> Task directions
Reproduce the listing below in its entirety. Change nothing.
══════════════════════════════
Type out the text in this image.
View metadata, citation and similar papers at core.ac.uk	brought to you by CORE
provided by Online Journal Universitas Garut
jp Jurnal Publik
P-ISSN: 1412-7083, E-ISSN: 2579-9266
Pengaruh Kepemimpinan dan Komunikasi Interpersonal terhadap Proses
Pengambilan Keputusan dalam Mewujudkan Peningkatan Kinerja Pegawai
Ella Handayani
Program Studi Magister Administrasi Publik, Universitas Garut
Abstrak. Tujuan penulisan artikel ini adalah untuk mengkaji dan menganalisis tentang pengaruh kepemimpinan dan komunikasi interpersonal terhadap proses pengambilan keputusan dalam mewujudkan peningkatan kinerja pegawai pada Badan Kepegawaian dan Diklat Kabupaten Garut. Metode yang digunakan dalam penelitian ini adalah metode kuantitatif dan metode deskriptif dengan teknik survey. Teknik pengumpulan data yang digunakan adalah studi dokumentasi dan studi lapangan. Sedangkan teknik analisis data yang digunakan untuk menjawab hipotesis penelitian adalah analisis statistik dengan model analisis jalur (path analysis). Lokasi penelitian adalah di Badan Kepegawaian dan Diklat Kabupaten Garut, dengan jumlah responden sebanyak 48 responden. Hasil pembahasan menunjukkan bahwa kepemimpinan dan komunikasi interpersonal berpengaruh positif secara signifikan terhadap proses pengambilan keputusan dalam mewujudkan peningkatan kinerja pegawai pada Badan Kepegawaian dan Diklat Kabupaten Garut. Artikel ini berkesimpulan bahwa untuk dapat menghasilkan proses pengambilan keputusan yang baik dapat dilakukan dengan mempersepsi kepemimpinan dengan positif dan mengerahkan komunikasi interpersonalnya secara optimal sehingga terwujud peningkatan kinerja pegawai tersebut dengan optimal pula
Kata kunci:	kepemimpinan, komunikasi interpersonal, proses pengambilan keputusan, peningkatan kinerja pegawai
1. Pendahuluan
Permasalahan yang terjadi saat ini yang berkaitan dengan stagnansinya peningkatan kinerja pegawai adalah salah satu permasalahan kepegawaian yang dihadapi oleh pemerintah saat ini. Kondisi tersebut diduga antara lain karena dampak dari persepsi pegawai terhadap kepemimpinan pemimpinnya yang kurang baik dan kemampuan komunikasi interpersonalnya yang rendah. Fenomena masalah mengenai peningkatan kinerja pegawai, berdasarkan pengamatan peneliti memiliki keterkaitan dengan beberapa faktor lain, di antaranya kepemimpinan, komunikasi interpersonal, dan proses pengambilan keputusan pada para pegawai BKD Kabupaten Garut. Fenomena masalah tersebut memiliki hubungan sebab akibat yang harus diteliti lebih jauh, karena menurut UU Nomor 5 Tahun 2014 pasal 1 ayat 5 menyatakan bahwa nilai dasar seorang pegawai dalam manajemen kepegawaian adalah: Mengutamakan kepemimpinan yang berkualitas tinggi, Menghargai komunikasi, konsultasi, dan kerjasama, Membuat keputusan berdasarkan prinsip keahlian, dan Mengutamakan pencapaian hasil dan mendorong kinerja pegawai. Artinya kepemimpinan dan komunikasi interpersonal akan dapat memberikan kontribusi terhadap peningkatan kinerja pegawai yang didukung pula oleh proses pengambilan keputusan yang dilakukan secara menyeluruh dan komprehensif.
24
══════════════════════════════
> Finished answer
Type out the text in this image.
View metadata, citation and similar papers at core.ac.uk	brought to you by CORE
provided by Online Journal Universitas Garut
jp Jurnal Publik
P-ISSN: 1412-7083, E-ISSN: 2579-9266
Pengaruh Kepemimpinan dan Komunikasi Interpersonal terhadap Proses
Pengambilan Keputusan dalam Mewujudkan Peningkatan Kinerja Pegawai
Ella Handayani
Program Studi Magister Administrasi Publik, Universitas Garut
Abstrak. Tujuan penulisan artikel ini adalah untuk mengkaji dan menganalisis tentang pengaruh kepemimpinan dan komunikasi interpersonal terhadap proses pengambilan keputusan dalam mewujudkan peningkatan kinerja pegawai pada Badan Kepegawaian dan Diklat Kabupaten Garut. Metode yang digunakan dalam penelitian ini adalah metode kuantitatif dan metode deskriptif dengan teknik survey. Teknik pengumpulan data yang digunakan adalah studi dokumentasi dan studi lapangan. Sedangkan teknik analisis data yang digunakan untuk menjawab hipotesis penelitian adalah analisis statistik dengan model analisis jalur (path analysis). Lokasi penelitian adalah di Badan Kepegawaian dan Diklat Kabupaten Garut, dengan jumlah responden sebanyak 48 responden. Hasil pembahasan menunjukkan bahwa kepemimpinan dan komunikasi interpersonal berpengaruh positif secara signifikan terhadap proses pengambilan keputusan dalam mewujudkan peningkatan kinerja pegawai pada Badan Kepegawaian dan Diklat Kabupaten Garut. Artikel ini berkesimpulan bahwa untuk dapat menghasilkan proses pengambilan keputusan yang baik dapat dilakukan dengan mempersepsi kepemimpinan dengan positif dan mengerahkan komunikasi interpersonalnya secara optimal sehingga terwujud peningkatan kinerja pegawai tersebut dengan optimal pula
Kata kunci:	kepemimpinan, komunikasi interpersonal, proses pengambilan keputusan, peningkatan kinerja pegawai
1. Pendahuluan
Permasalahan yang terjadi saat ini yang berkaitan dengan stagnansinya peningkatan kinerja pegawai adalah salah satu permasalahan kepegawaian yang dihadapi oleh pemerintah saat ini. Kondisi tersebut diduga antara lain karena dampak dari persepsi pegawai terhadap kepemimpinan pemimpinnya yang kurang baik dan kemampuan komunikasi interpersonalnya yang rendah. Fenomena masalah mengenai peningkatan kinerja pegawai, berdasarkan pengamatan peneliti memiliki keterkaitan dengan beberapa faktor lain, di antaranya kepemimpinan, komunikasi interpersonal, dan proses pengambilan keputusan pada para pegawai BKD Kabupaten Garut. Fenomena masalah tersebut memiliki hubungan sebab akibat yang harus diteliti lebih jauh, karena menurut UU Nomor 5 Tahun 2014 pasal 1 ayat 5 menyatakan bahwa nilai dasar seorang pegawai dalam manajemen kepegawaian adalah: Mengutamakan kepemimpinan yang berkualitas tinggi, Menghargai komunikasi, konsultasi, dan kerjasama, Membuat keputusan berdasarkan prinsip keahlian, dan Mengutamakan pencapaian hasil dan mendorong kinerja pegawai. Artinya kepemimpinan dan komunikasi interpersonal akan dapat memberikan kontribusi terhadap peningkatan kinerja pegawai yang didukung pula oleh proses pengambilan keputusan yang dilakukan secara menyeluruh dan komprehensif.
24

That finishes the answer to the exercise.